Given problem ->
Return, word for word, the stretch of lines from the start of the records through the line that contains "bar [313,428,323,498]", with both ends included.

[Records]
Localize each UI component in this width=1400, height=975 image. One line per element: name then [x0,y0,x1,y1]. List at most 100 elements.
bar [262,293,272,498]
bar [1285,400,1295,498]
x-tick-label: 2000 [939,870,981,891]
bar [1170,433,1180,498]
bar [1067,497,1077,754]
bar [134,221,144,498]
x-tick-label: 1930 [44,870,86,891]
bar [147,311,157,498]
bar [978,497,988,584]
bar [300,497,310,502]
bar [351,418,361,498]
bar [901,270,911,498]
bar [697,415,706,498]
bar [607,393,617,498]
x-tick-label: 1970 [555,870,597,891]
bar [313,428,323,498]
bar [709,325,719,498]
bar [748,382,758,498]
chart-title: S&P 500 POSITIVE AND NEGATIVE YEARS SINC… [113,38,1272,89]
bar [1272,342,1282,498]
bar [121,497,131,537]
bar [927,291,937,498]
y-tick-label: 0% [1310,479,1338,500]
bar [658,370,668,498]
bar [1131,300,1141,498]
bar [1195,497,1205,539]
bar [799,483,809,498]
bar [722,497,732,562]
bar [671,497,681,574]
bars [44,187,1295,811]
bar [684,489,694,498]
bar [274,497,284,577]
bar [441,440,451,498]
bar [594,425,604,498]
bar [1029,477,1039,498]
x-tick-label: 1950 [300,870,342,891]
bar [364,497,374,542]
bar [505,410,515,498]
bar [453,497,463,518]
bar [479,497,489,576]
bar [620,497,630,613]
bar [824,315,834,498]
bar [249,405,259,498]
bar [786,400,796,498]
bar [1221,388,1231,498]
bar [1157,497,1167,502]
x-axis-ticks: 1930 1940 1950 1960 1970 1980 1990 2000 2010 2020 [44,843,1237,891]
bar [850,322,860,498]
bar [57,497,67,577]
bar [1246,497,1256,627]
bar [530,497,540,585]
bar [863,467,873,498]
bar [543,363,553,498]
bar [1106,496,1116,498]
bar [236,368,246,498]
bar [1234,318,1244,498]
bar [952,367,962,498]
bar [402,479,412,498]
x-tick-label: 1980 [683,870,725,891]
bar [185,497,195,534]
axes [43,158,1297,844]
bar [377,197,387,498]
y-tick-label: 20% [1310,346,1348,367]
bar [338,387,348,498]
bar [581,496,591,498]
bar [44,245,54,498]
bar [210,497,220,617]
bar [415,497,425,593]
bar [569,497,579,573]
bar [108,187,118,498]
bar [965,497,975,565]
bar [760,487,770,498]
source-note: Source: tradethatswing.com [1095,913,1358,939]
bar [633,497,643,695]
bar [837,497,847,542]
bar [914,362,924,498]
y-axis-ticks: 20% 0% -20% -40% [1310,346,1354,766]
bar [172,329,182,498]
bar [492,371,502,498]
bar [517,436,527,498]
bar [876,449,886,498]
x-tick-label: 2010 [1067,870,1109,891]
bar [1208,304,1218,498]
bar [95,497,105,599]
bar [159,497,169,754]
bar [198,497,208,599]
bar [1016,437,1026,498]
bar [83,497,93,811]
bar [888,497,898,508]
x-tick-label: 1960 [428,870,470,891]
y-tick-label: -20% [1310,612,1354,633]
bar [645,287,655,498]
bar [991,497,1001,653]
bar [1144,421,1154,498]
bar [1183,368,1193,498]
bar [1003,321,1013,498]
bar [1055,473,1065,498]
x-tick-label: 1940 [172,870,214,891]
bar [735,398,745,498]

Result below ->
Localize each UI component in this width=1400, height=975 image. One line per element: name then [x0,y0,x1,y1]. List at most 100 elements.
bar [262,293,272,498]
bar [1285,400,1295,498]
x-tick-label: 2000 [939,870,981,891]
bar [1170,433,1180,498]
bar [1067,497,1077,754]
bar [134,221,144,498]
x-tick-label: 1930 [44,870,86,891]
bar [147,311,157,498]
bar [978,497,988,584]
bar [300,497,310,502]
bar [351,418,361,498]
bar [901,270,911,498]
bar [697,415,706,498]
bar [607,393,617,498]
x-tick-label: 1970 [555,870,597,891]
bar [313,428,323,498]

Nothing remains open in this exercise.